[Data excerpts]
============================================================
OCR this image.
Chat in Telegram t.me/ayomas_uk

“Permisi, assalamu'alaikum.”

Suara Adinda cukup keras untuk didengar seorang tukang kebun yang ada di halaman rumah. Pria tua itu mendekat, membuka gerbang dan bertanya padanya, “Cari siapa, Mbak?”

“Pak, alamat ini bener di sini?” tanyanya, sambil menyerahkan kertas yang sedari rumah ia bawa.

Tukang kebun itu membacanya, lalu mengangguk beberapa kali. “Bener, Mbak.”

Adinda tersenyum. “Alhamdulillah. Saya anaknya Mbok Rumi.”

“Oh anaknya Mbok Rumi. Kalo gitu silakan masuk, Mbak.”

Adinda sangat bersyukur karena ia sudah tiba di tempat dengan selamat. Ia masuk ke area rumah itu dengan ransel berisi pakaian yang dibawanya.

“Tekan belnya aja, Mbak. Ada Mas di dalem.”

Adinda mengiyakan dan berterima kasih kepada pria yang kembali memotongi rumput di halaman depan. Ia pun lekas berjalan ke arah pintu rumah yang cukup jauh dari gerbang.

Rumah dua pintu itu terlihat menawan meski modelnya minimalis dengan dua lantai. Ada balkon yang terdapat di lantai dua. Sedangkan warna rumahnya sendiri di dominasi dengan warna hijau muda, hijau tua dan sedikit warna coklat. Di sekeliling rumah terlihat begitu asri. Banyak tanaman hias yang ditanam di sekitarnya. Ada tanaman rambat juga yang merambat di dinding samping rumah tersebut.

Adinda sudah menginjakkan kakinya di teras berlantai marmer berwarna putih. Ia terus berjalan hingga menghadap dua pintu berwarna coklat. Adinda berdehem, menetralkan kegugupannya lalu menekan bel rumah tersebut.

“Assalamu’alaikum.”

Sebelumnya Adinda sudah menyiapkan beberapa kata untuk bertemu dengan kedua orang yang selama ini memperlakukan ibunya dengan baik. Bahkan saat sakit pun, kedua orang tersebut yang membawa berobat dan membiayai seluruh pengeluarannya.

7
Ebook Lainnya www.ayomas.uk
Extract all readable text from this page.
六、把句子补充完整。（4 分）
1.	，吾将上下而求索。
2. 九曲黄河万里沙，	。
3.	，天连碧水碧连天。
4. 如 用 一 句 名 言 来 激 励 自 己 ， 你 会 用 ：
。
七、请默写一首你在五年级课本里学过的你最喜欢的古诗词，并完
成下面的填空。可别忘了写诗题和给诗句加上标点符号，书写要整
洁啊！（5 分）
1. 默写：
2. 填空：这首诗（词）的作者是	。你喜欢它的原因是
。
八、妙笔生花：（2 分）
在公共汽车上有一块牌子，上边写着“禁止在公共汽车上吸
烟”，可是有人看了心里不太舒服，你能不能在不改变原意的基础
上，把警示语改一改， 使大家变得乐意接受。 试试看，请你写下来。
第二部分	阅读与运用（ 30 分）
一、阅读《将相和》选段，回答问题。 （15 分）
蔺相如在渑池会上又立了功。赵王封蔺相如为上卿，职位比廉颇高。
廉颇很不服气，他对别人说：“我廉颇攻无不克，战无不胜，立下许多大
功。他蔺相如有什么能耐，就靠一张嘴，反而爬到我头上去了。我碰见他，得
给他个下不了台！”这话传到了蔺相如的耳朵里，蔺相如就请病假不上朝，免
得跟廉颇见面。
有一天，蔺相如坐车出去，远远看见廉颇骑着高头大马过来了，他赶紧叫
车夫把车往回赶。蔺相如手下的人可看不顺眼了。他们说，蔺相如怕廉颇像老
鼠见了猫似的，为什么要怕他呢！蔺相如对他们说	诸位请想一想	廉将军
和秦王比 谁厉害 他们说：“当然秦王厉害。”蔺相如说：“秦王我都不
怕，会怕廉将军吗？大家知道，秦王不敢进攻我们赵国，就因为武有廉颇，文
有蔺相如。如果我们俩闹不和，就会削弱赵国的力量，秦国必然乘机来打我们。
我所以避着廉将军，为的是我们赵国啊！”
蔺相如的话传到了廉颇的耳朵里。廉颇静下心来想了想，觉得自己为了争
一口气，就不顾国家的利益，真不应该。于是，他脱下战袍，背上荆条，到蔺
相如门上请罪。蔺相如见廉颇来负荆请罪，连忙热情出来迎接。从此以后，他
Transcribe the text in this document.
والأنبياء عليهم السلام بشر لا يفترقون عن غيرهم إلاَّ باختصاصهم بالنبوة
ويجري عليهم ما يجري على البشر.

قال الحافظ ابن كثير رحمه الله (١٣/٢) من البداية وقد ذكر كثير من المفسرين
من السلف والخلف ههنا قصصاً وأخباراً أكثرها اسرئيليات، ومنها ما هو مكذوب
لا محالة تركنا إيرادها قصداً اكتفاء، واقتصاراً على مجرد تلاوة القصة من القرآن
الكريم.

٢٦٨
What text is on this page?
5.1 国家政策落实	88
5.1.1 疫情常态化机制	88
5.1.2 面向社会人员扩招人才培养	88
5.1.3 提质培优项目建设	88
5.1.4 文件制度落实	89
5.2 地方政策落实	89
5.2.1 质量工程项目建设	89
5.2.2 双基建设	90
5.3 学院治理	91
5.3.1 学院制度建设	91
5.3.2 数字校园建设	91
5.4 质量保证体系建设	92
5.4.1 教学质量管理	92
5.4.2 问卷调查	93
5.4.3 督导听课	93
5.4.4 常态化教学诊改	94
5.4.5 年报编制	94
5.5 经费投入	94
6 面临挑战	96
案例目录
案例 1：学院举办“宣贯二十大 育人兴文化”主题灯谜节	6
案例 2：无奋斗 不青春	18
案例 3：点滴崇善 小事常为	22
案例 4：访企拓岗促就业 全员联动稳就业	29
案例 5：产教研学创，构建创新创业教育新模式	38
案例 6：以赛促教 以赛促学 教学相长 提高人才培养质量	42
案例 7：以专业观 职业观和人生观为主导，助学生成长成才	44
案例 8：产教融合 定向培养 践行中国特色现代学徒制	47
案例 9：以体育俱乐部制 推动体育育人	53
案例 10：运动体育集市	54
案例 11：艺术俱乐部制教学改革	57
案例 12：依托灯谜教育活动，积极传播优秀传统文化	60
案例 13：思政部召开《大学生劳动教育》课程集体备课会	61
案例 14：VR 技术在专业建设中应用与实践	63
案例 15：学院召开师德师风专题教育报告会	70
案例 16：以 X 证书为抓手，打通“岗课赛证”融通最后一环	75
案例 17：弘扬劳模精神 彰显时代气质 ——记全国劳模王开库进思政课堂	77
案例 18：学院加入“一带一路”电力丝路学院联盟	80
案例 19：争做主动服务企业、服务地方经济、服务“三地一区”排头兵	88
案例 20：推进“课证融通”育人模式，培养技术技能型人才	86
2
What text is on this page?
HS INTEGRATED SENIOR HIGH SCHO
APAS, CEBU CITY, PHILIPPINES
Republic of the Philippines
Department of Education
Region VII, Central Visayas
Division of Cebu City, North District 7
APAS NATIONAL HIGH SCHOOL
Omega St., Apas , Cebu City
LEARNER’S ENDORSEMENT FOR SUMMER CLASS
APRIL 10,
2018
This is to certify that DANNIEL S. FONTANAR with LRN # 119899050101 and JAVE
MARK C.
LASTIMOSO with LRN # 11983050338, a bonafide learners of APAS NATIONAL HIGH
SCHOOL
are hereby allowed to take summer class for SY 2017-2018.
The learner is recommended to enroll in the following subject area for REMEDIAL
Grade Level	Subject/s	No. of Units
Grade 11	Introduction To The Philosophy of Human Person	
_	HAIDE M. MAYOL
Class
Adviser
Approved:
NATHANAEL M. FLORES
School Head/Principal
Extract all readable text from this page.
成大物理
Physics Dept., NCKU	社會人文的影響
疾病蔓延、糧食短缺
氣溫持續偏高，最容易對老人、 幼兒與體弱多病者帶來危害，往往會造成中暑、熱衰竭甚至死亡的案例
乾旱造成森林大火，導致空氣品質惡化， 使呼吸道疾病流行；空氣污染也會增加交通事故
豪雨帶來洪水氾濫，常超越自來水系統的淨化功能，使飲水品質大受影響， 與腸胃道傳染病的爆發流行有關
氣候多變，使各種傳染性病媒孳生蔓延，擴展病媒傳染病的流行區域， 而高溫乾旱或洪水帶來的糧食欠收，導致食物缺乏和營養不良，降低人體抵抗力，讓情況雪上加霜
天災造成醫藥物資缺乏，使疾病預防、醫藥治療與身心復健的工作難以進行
============================================================
[Given exercise]
Indicate how many lines of the material contain the string "masuk", giving the number and nothing more.

[Worked solution]
2